PROBLEM DESCRIPTION — Your task is to print every entry below exactly as given.

DATA RECORDS —
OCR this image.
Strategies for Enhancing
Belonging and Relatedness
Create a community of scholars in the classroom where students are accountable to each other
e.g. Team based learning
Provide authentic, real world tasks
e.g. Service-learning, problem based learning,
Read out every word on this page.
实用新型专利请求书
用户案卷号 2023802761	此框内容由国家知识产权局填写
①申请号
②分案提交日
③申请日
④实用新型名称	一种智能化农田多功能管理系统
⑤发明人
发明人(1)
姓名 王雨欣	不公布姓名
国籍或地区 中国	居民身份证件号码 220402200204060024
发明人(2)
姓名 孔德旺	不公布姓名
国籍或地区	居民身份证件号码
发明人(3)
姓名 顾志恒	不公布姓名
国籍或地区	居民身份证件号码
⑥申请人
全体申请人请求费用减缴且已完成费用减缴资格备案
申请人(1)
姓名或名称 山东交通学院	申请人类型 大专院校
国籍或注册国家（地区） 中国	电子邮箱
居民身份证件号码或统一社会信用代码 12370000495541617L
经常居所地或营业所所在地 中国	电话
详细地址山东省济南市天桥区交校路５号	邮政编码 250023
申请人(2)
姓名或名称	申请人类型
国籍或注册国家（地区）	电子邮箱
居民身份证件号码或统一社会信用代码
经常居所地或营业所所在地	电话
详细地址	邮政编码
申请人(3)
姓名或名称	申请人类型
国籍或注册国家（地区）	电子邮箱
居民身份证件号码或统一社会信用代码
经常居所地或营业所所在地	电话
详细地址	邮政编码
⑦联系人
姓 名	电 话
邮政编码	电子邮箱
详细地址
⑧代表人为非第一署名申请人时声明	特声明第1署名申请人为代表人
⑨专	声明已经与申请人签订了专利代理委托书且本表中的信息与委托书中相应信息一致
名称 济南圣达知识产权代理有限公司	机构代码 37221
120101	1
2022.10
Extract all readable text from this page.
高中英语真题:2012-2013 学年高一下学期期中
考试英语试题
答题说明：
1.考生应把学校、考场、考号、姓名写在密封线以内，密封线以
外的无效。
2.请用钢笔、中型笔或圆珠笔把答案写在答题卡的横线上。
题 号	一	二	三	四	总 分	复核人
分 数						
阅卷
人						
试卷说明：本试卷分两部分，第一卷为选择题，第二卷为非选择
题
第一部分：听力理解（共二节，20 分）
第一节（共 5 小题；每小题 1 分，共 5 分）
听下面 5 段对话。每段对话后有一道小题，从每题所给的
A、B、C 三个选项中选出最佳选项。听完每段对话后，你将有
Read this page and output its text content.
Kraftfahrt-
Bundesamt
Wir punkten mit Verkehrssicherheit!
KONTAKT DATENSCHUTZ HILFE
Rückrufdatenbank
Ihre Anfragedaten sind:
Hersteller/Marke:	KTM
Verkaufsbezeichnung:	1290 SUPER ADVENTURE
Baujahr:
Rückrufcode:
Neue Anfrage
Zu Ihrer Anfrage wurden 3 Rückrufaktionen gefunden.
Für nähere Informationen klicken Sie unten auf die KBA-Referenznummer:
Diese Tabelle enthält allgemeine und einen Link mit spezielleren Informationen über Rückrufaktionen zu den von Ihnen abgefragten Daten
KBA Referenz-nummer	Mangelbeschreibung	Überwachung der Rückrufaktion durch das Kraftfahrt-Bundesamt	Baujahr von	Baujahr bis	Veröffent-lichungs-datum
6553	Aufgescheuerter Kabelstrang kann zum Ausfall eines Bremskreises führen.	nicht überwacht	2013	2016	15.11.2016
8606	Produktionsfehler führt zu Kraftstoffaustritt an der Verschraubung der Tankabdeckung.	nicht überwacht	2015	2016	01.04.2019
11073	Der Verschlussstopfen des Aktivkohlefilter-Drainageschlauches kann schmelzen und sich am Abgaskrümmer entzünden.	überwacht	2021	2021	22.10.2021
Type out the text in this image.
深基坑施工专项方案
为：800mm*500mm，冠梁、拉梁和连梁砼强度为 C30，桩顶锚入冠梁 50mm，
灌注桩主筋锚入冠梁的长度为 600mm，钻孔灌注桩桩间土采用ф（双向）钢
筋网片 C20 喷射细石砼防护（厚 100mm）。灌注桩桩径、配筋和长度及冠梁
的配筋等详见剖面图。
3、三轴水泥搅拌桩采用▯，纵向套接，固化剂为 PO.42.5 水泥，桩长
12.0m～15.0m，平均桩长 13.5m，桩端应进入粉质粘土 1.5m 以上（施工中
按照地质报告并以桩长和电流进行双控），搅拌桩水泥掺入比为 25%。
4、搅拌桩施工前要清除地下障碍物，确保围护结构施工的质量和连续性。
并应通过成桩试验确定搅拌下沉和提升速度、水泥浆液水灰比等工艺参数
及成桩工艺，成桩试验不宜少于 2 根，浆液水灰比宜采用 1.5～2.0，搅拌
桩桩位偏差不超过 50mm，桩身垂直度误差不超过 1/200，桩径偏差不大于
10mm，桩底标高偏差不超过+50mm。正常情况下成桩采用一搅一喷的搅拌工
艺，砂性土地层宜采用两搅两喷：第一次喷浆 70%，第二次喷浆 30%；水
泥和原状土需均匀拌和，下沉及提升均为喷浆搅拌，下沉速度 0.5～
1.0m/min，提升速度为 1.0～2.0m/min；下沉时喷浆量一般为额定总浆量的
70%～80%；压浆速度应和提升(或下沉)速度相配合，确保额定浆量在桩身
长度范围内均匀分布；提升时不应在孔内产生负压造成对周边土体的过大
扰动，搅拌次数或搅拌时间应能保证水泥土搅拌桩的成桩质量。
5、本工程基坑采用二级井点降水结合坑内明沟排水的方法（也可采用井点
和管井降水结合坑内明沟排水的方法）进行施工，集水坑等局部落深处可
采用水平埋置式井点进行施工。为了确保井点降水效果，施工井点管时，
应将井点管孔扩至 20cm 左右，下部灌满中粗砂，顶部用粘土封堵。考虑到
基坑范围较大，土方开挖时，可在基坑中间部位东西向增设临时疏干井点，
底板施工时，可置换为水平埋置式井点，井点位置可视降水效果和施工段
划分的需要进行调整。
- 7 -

SOLUTION FOR THIS TASK —
OCR this image.
Strategies for Enhancing
Belonging and Relatedness
Create a community of scholars in the classroom where students are accountable to each other
e.g. Team based learning
Provide authentic, real world tasks
e.g. Service-learning, problem based learning,
Read out every word on this page.
实用新型专利请求书
用户案卷号 2023802761	此框内容由国家知识产权局填写
①申请号
②分案提交日
③申请日
④实用新型名称	一种智能化农田多功能管理系统
⑤发明人
发明人(1)
姓名 王雨欣	不公布姓名
国籍或地区 中国	居民身份证件号码 220402200204060024
发明人(2)
姓名 孔德旺	不公布姓名
国籍或地区	居民身份证件号码
发明人(3)
姓名 顾志恒	不公布姓名
国籍或地区	居民身份证件号码
⑥申请人
全体申请人请求费用减缴且已完成费用减缴资格备案
申请人(1)
姓名或名称 山东交通学院	申请人类型 大专院校
国籍或注册国家（地区） 中国	电子邮箱
居民身份证件号码或统一社会信用代码 12370000495541617L
经常居所地或营业所所在地 中国	电话
详细地址山东省济南市天桥区交校路５号	邮政编码 250023
申请人(2)
姓名或名称	申请人类型
国籍或注册国家（地区）	电子邮箱
居民身份证件号码或统一社会信用代码
经常居所地或营业所所在地	电话
详细地址	邮政编码
申请人(3)
姓名或名称	申请人类型
国籍或注册国家（地区）	电子邮箱
居民身份证件号码或统一社会信用代码
经常居所地或营业所所在地	电话
详细地址	邮政编码
⑦联系人
姓 名	电 话
邮政编码	电子邮箱
详细地址
⑧代表人为非第一署名申请人时声明	特声明第1署名申请人为代表人
⑨专	声明已经与申请人签订了专利代理委托书且本表中的信息与委托书中相应信息一致
名称 济南圣达知识产权代理有限公司	机构代码 37221
120101	1
2022.10
Extract all readable text from this page.
高中英语真题:2012-2013 学年高一下学期期中
考试英语试题
答题说明：
1.考生应把学校、考场、考号、姓名写在密封线以内，密封线以
外的无效。
2.请用钢笔、中型笔或圆珠笔把答案写在答题卡的横线上。
题 号	一	二	三	四	总 分	复核人
分 数						
阅卷
人						
试卷说明：本试卷分两部分，第一卷为选择题，第二卷为非选择
题
第一部分：听力理解（共二节，20 分）
第一节（共 5 小题；每小题 1 分，共 5 分）
听下面 5 段对话。每段对话后有一道小题，从每题所给的
A、B、C 三个选项中选出最佳选项。听完每段对话后，你将有
Read this page and output its text content.
Kraftfahrt-
Bundesamt
Wir punkten mit Verkehrssicherheit!
KONTAKT DATENSCHUTZ HILFE
Rückrufdatenbank
Ihre Anfragedaten sind:
Hersteller/Marke:	KTM
Verkaufsbezeichnung:	1290 SUPER ADVENTURE
Baujahr:
Rückrufcode:
Neue Anfrage
Zu Ihrer Anfrage wurden 3 Rückrufaktionen gefunden.
Für nähere Informationen klicken Sie unten auf die KBA-Referenznummer:
Diese Tabelle enthält allgemeine und einen Link mit spezielleren Informationen über Rückrufaktionen zu den von Ihnen abgefragten Daten
KBA Referenz-nummer	Mangelbeschreibung	Überwachung der Rückrufaktion durch das Kraftfahrt-Bundesamt	Baujahr von	Baujahr bis	Veröffent-lichungs-datum
6553	Aufgescheuerter Kabelstrang kann zum Ausfall eines Bremskreises führen.	nicht überwacht	2013	2016	15.11.2016
8606	Produktionsfehler führt zu Kraftstoffaustritt an der Verschraubung der Tankabdeckung.	nicht überwacht	2015	2016	01.04.2019
11073	Der Verschlussstopfen des Aktivkohlefilter-Drainageschlauches kann schmelzen und sich am Abgaskrümmer entzünden.	überwacht	2021	2021	22.10.2021
Type out the text in this image.
深基坑施工专项方案
为：800mm*500mm，冠梁、拉梁和连梁砼强度为 C30，桩顶锚入冠梁 50mm，
灌注桩主筋锚入冠梁的长度为 600mm，钻孔灌注桩桩间土采用ф（双向）钢
筋网片 C20 喷射细石砼防护（厚 100mm）。灌注桩桩径、配筋和长度及冠梁
的配筋等详见剖面图。
3、三轴水泥搅拌桩采用▯，纵向套接，固化剂为 PO.42.5 水泥，桩长
12.0m～15.0m，平均桩长 13.5m，桩端应进入粉质粘土 1.5m 以上（施工中
按照地质报告并以桩长和电流进行双控），搅拌桩水泥掺入比为 25%。
4、搅拌桩施工前要清除地下障碍物，确保围护结构施工的质量和连续性。
并应通过成桩试验确定搅拌下沉和提升速度、水泥浆液水灰比等工艺参数
及成桩工艺，成桩试验不宜少于 2 根，浆液水灰比宜采用 1.5～2.0，搅拌
桩桩位偏差不超过 50mm，桩身垂直度误差不超过 1/200，桩径偏差不大于
10mm，桩底标高偏差不超过+50mm。正常情况下成桩采用一搅一喷的搅拌工
艺，砂性土地层宜采用两搅两喷：第一次喷浆 70%，第二次喷浆 30%；水
泥和原状土需均匀拌和，下沉及提升均为喷浆搅拌，下沉速度 0.5～
1.0m/min，提升速度为 1.0～2.0m/min；下沉时喷浆量一般为额定总浆量的
70%～80%；压浆速度应和提升(或下沉)速度相配合，确保额定浆量在桩身
长度范围内均匀分布；提升时不应在孔内产生负压造成对周边土体的过大
扰动，搅拌次数或搅拌时间应能保证水泥土搅拌桩的成桩质量。
5、本工程基坑采用二级井点降水结合坑内明沟排水的方法（也可采用井点
和管井降水结合坑内明沟排水的方法）进行施工，集水坑等局部落深处可
采用水平埋置式井点进行施工。为了确保井点降水效果，施工井点管时，
应将井点管孔扩至 20cm 左右，下部灌满中粗砂，顶部用粘土封堵。考虑到
基坑范围较大，土方开挖时，可在基坑中间部位东西向增设临时疏干井点，
底板施工时，可置换为水平埋置式井点，井点位置可视降水效果和施工段
划分的需要进行调整。
- 7 -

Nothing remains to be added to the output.